◆ Aim ◆
Reproduce every line in the listing that contains the word "Validation".

[Some records]
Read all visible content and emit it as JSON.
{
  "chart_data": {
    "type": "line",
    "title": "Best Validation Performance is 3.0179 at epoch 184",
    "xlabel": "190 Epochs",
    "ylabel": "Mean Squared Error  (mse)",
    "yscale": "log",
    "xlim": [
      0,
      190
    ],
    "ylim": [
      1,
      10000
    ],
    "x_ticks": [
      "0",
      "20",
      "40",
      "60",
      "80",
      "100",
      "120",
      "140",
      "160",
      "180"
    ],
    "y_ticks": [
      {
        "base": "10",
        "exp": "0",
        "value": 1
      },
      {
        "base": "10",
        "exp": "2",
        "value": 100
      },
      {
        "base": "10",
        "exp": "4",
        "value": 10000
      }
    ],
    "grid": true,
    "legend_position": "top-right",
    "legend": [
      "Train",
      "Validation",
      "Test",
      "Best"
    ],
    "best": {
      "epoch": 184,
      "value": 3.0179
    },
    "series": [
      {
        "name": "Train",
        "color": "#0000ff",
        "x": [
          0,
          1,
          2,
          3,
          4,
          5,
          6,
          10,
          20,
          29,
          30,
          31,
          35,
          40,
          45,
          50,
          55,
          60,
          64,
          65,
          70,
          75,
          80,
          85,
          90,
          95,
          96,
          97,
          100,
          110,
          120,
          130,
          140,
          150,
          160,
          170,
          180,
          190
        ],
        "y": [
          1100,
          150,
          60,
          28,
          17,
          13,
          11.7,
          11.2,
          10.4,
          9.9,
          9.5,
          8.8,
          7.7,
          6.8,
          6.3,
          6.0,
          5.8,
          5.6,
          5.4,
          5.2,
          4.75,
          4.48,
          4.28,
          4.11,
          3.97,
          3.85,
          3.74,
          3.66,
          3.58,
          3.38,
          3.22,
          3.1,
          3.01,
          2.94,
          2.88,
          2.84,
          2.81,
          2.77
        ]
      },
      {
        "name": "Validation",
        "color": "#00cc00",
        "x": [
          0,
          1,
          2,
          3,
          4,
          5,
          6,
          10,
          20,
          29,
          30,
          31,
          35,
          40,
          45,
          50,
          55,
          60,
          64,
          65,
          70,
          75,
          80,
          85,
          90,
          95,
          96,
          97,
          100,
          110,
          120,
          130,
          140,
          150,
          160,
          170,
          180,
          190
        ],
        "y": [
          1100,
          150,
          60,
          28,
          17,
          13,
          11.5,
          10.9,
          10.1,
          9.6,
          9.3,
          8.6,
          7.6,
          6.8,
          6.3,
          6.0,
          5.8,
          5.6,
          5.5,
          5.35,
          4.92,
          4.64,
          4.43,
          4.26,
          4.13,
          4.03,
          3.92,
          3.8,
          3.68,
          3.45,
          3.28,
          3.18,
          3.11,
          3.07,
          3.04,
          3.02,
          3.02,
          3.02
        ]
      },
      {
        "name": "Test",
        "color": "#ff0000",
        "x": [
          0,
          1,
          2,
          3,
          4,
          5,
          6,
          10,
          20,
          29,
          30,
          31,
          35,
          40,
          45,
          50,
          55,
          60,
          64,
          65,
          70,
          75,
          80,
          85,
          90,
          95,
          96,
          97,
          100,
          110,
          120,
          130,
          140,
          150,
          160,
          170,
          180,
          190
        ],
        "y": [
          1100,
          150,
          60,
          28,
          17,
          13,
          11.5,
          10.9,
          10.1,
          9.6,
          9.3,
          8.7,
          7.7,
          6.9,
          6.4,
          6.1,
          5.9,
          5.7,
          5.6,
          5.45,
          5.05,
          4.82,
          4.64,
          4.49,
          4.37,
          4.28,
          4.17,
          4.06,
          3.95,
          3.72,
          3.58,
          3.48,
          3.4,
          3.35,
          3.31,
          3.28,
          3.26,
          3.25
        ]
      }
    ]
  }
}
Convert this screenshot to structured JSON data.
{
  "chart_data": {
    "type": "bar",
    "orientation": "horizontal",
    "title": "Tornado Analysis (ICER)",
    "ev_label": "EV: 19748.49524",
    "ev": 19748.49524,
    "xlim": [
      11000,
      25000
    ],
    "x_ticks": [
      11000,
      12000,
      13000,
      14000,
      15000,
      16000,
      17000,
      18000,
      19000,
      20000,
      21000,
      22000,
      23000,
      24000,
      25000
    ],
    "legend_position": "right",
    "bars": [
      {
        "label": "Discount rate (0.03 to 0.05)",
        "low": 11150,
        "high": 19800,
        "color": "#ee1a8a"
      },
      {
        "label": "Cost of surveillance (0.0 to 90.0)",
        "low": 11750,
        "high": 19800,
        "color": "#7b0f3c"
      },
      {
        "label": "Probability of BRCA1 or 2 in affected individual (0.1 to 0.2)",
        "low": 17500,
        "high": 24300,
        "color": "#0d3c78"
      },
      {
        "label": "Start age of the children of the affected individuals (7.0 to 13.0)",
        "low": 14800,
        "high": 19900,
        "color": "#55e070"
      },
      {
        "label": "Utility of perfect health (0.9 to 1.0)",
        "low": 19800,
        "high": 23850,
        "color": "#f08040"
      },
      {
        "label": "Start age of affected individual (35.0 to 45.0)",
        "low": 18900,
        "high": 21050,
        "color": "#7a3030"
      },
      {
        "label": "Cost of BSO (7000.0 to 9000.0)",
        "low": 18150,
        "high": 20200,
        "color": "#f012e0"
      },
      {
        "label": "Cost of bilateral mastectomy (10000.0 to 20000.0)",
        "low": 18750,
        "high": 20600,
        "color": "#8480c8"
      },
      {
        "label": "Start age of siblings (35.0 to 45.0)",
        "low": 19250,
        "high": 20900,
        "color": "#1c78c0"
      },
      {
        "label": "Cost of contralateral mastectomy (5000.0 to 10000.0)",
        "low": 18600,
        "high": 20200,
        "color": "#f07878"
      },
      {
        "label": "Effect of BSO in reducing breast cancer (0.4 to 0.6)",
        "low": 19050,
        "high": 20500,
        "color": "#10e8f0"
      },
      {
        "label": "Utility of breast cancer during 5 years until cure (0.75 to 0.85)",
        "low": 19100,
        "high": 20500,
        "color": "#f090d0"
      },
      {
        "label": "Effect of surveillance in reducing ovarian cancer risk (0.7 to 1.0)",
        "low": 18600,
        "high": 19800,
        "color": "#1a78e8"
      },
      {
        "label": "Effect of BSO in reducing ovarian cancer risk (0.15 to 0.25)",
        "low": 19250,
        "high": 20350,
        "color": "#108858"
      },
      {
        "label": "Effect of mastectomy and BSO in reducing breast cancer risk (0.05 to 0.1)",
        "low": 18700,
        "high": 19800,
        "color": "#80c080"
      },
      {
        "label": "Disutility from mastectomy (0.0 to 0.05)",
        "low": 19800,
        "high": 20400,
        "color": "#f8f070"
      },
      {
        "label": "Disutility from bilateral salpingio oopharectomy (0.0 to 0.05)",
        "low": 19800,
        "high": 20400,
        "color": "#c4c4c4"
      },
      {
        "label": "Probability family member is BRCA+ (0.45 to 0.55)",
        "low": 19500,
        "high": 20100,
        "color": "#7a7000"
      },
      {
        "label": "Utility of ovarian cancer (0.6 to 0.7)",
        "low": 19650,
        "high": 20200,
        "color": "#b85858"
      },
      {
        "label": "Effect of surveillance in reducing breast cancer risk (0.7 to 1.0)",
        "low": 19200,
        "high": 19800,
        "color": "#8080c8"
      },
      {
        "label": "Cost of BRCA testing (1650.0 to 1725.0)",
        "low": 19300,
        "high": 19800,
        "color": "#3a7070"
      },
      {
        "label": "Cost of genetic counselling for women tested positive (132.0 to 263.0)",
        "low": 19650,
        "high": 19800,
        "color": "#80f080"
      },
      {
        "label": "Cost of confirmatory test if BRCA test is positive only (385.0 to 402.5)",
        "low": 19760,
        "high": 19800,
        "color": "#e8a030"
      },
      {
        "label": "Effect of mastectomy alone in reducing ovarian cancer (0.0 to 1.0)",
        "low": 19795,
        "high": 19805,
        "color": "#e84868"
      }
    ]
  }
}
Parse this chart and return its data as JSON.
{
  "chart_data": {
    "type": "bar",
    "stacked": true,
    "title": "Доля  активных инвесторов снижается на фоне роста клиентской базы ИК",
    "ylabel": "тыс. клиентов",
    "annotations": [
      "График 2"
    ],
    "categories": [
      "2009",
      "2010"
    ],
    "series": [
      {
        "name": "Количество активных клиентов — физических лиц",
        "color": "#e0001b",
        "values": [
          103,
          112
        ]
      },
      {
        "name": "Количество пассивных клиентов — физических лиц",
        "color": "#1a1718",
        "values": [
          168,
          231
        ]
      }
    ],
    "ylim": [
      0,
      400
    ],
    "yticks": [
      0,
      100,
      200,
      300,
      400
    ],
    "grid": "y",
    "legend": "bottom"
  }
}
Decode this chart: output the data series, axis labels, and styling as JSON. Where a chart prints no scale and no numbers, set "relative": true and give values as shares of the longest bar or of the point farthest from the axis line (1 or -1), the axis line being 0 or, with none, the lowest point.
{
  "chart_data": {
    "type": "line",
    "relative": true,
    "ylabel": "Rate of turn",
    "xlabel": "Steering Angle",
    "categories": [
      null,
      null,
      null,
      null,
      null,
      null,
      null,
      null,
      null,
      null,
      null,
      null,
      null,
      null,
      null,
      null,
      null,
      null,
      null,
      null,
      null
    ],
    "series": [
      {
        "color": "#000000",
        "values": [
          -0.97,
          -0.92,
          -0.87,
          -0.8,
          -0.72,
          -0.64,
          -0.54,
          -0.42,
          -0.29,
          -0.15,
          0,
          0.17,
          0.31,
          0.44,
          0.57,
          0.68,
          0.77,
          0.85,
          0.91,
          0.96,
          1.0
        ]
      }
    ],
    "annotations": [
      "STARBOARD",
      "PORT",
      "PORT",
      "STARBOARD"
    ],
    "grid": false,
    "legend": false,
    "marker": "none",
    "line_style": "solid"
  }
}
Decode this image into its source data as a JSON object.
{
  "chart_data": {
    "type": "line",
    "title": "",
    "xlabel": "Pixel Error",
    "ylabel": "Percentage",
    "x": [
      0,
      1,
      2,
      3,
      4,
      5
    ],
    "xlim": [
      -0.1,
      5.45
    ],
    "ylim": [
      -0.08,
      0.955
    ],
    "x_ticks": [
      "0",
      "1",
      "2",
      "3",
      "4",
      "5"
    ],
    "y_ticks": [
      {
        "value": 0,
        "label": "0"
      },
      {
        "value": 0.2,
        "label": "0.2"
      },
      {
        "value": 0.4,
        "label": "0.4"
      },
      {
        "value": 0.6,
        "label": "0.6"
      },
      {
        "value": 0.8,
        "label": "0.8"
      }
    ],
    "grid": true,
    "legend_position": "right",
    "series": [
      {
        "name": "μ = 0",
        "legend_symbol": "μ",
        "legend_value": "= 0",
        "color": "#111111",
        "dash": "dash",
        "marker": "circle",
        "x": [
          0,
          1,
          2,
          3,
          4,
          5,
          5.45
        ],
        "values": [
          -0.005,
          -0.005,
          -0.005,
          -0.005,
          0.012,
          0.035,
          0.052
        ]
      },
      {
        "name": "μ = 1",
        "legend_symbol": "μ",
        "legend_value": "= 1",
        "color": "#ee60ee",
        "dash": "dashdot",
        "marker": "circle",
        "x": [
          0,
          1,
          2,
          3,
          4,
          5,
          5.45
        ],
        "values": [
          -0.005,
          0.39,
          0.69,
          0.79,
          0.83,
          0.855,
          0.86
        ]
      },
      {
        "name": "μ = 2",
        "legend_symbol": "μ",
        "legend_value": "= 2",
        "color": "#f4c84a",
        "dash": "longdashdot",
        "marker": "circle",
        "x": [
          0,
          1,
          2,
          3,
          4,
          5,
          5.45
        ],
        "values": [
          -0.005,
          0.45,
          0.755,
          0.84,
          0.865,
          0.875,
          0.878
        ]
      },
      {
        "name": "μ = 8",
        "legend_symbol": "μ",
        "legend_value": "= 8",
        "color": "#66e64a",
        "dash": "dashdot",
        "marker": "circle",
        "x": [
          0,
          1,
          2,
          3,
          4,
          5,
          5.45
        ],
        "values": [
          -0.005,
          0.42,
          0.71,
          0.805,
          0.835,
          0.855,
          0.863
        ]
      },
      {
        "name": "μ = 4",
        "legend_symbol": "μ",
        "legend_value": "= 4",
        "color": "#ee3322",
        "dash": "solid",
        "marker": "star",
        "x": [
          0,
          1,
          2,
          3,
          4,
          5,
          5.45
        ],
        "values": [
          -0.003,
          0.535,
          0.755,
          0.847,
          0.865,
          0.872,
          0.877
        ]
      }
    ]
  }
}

◆ Written reply ◆
    "title": "Best Validation Performance is 3.0179 at epoch 184",
      "Validation",
        "name": "Validation",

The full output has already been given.